- Data listing:

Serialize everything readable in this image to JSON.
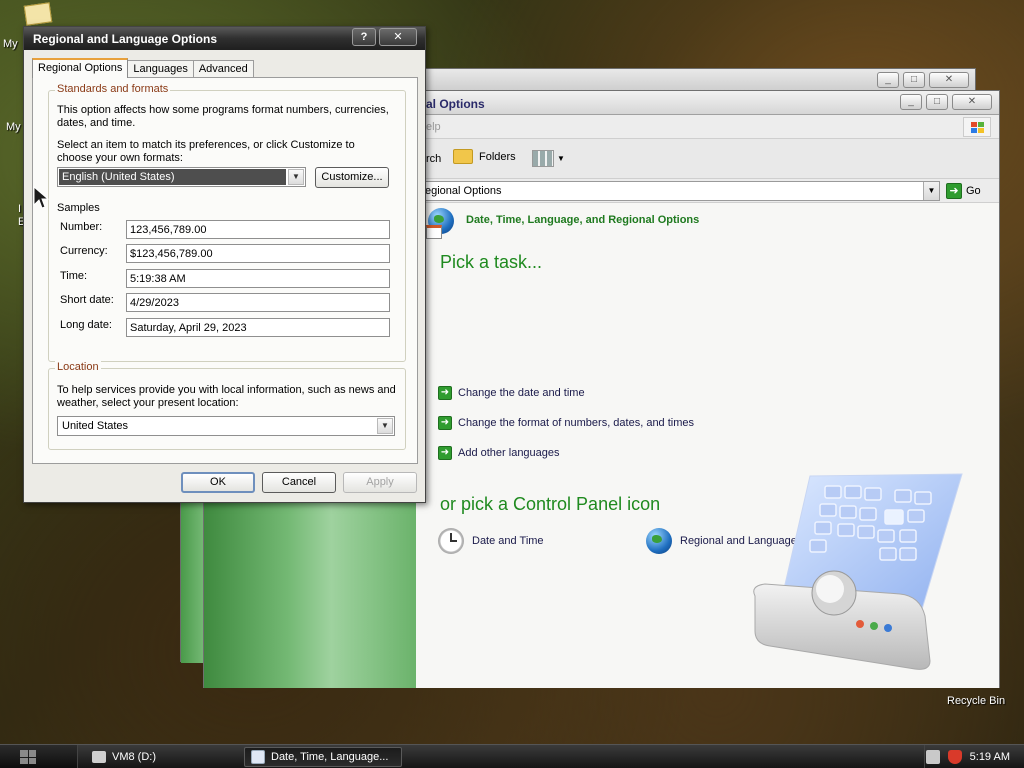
{
  "desktop": {
    "icons": [
      "My",
      "My",
      "I",
      "E"
    ],
    "recycle_bin": "Recycle Bin"
  },
  "control_panel": {
    "title_fragment": "al Options",
    "menu_fragment": "elp",
    "toolbar": {
      "search_fragment": "rch",
      "folders": "Folders"
    },
    "address_value": "egional Options",
    "go_label": "Go",
    "category_title": "Date, Time, Language, and Regional Options",
    "pick_task_heading": "Pick a task...",
    "tasks": [
      "Change the date and time",
      "Change the format of numbers, dates, and times",
      "Add other languages"
    ],
    "pick_icon_heading": "or pick a Control Panel icon",
    "icons": [
      "Date and Time",
      "Regional and Language Options"
    ]
  },
  "dialog": {
    "title": "Regional and Language Options",
    "help_btn": "?",
    "close_btn": "✕",
    "tabs": [
      "Regional Options",
      "Languages",
      "Advanced"
    ],
    "standards": {
      "group_label": "Standards and formats",
      "desc": "This option affects how some programs format numbers, currencies, dates, and time.",
      "select_desc": "Select an item to match its preferences, or click Customize to choose your own formats:",
      "selected_locale": "English (United States)",
      "customize_label": "Customize...",
      "samples_label": "Samples",
      "samples": [
        {
          "label": "Number:",
          "value": "123,456,789.00"
        },
        {
          "label": "Currency:",
          "value": "$123,456,789.00"
        },
        {
          "label": "Time:",
          "value": "5:19:38 AM"
        },
        {
          "label": "Short date:",
          "value": "4/29/2023"
        },
        {
          "label": "Long date:",
          "value": "Saturday, April 29, 2023"
        }
      ]
    },
    "location": {
      "group_label": "Location",
      "desc": "To help services provide you with local information, such as news and weather, select your present location:",
      "value": "United States"
    },
    "buttons": {
      "ok": "OK",
      "cancel": "Cancel",
      "apply": "Apply"
    }
  },
  "taskbar": {
    "items": [
      "VM8 (D:)",
      "Date, Time, Language..."
    ],
    "clock": "5:19 AM"
  }
}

- Goal: Print every entry exactly as written, without the pictures.

- Finished exercise:
Serialize everything readable in this image to JSON.
{
  "desktop": {
    "icons": [
      "My",
      "My",
      "I",
      "E"
    ],
    "recycle_bin": "Recycle Bin"
  },
  "control_panel": {
    "title_fragment": "al Options",
    "menu_fragment": "elp",
    "toolbar": {
      "search_fragment": "rch",
      "folders": "Folders"
    },
    "address_value": "egional Options",
    "go_label": "Go",
    "category_title": "Date, Time, Language, and Regional Options",
    "pick_task_heading": "Pick a task...",
    "tasks": [
      "Change the date and time",
      "Change the format of numbers, dates, and times",
      "Add other languages"
    ],
    "pick_icon_heading": "or pick a Control Panel icon",
    "icons": [
      "Date and Time",
      "Regional and Language Options"
    ]
  },
  "dialog": {
    "title": "Regional and Language Options",
    "help_btn": "?",
    "close_btn": "✕",
    "tabs": [
      "Regional Options",
      "Languages",
      "Advanced"
    ],
    "standards": {
      "group_label": "Standards and formats",
      "desc": "This option affects how some programs format numbers, currencies, dates, and time.",
      "select_desc": "Select an item to match its preferences, or click Customize to choose your own formats:",
      "selected_locale": "English (United States)",
      "customize_label": "Customize...",
      "samples_label": "Samples",
      "samples": [
        {
          "label": "Number:",
          "value": "123,456,789.00"
        },
        {
          "label": "Currency:",
          "value": "$123,456,789.00"
        },
        {
          "label": "Time:",
          "value": "5:19:38 AM"
        },
        {
          "label": "Short date:",
          "value": "4/29/2023"
        },
        {
          "label": "Long date:",
          "value": "Saturday, April 29, 2023"
        }
      ]
    },
    "location": {
      "group_label": "Location",
      "desc": "To help services provide you with local information, such as news and weather, select your present location:",
      "value": "United States"
    },
    "buttons": {
      "ok": "OK",
      "cancel": "Cancel",
      "apply": "Apply"
    }
  },
  "taskbar": {
    "items": [
      "VM8 (D:)",
      "Date, Time, Language..."
    ],
    "clock": "5:19 AM"
  }
}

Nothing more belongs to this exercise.